=== EXERCISE BRIEF ===
Reproduce the part of the Aaron Rodgers text below that begins at the words "Aaron Rodgers during" and ends after "defense gives him.", swapping "Packers" for "Green Bay Packers".

=== GIVEN PASSAGE ===

- - -

Can We Stop Saying Aaron Rodgers Is the NFL's Best Quarterback?
Aaron Rodgers during the first half of a preseason game in 2019 (Todd Olszewski/Getty)
Todd Olszewski/Getty

To help right the ship, the Packers parted ways with Super Bowl-winning coach Mike McCarthy in the middle of last season and hired former Tennesee Titans offensive coordinator Matt LaFleur this offseason. Now, LaFleur will be tasked with doing something McCarthy was never able to do: get Rodgers to take what the defense gives him.

Like a reporter using an ostentatious word when a simple one will do, Rodgers has a tendency to go for the big play instead of settling for the easy throw. The ability to make those plays — and there aren’t many quarterbacks who can — is what makes Rodgers great, but it’s also what often puts him in a position to get injured and routinely leaves the Packers facing third-and-longs. It’s not a question of talent: Rodgers makes the toughest throws in football look easy. Rather, it’s an indictment of the way he plays his position.

After reviewing All-22 Coaches Film on Rodgers, analyst Bucky Brooks concluded Rodgers has an overwhelming preference “for the three-point shot over the layup.”

- - -

=== DATASET ENTRIES ===

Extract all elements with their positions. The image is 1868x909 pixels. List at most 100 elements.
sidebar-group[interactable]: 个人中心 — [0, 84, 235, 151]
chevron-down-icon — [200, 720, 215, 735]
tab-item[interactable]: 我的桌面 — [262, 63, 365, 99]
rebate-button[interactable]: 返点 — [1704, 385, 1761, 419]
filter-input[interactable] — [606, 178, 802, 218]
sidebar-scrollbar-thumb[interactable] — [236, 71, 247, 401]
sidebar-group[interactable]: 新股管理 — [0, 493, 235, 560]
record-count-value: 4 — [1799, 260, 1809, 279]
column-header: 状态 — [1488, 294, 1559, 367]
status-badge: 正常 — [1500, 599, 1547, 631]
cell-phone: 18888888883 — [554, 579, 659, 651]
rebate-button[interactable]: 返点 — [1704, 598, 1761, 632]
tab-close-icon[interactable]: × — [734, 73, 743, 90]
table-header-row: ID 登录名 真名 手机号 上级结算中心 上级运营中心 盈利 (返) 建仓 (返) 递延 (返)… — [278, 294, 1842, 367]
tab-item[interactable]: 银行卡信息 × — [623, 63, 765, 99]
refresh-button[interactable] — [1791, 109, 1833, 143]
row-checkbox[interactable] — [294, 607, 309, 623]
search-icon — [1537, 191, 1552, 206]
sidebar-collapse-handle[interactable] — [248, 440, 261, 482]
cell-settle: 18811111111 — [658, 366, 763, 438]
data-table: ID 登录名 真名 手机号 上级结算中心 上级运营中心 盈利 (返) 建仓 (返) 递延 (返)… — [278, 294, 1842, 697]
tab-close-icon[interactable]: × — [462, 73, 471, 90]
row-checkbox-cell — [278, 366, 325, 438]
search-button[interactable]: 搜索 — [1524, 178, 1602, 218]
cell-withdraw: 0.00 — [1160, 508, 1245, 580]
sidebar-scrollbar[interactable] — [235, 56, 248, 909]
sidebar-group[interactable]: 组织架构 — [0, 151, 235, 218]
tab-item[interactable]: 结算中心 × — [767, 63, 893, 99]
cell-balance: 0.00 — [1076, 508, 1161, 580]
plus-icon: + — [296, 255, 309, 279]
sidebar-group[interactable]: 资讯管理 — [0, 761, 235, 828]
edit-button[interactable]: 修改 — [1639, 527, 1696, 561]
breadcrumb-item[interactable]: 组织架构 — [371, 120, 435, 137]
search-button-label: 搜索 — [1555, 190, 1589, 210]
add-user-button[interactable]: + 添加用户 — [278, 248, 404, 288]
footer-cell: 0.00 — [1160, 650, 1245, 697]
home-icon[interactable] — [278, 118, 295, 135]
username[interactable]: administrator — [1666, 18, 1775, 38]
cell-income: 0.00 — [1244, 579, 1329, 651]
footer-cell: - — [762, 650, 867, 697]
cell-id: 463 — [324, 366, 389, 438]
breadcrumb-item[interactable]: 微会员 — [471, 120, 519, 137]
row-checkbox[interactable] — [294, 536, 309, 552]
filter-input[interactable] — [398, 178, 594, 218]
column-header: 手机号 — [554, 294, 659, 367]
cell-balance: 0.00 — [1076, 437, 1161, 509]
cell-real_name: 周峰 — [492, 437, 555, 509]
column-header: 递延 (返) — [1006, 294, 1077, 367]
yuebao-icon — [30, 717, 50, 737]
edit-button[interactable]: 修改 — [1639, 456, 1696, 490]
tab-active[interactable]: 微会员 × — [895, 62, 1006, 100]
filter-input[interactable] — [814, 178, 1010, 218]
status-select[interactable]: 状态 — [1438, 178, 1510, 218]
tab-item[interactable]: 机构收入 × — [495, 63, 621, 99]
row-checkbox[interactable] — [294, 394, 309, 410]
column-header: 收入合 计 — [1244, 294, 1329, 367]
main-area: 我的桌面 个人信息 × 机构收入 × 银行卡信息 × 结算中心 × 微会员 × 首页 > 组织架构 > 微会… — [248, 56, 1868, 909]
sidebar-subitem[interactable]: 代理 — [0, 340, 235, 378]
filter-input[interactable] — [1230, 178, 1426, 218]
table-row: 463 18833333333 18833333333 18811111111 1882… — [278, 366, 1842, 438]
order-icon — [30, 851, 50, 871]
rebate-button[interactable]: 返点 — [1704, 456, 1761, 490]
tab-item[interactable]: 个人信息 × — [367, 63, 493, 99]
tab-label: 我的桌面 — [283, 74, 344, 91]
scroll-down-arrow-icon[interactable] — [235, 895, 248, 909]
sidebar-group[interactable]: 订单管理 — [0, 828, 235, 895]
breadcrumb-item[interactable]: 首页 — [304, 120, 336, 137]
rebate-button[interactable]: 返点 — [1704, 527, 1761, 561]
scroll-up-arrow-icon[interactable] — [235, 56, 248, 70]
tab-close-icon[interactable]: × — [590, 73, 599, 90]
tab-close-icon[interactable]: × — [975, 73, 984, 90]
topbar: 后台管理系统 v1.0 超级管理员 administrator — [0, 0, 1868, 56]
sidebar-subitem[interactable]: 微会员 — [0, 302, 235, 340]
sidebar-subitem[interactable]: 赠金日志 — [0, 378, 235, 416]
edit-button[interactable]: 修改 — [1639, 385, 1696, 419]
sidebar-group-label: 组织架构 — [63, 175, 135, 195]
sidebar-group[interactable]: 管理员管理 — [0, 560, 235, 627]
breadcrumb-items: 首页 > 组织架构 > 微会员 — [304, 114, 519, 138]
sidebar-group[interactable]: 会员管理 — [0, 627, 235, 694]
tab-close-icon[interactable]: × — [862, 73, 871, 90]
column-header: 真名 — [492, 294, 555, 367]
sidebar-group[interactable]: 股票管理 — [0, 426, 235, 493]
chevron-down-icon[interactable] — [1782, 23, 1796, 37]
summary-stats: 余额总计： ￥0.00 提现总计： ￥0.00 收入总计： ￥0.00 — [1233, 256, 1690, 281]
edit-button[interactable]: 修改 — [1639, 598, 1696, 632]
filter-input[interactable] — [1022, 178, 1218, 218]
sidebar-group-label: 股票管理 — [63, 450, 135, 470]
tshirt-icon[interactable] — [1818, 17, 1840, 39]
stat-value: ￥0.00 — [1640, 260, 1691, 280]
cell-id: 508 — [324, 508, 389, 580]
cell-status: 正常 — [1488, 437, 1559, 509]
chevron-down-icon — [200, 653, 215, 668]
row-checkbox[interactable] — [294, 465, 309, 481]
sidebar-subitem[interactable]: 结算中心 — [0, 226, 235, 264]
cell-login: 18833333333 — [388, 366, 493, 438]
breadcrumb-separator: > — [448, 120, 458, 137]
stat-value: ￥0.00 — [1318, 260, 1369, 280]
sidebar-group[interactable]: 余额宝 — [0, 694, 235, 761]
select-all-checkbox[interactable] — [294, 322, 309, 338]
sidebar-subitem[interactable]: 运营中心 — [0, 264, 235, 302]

- - -

=== ANSWER SPACE ===
Aaron Rodgers during the first half of a preseason game in 2019 (Todd Olszewski/Getty)
Todd Olszewski/Getty

To help right the ship, the Green Bay Packers parted ways with Super Bowl-winning coach Mike McCarthy in the middle of last season and hired former Tennesee Titans offensive coordinator Matt LaFleur this offseason. Now, LaFleur will be tasked with doing something McCarthy was never able to do: get Rodgers to take what the defense gives him.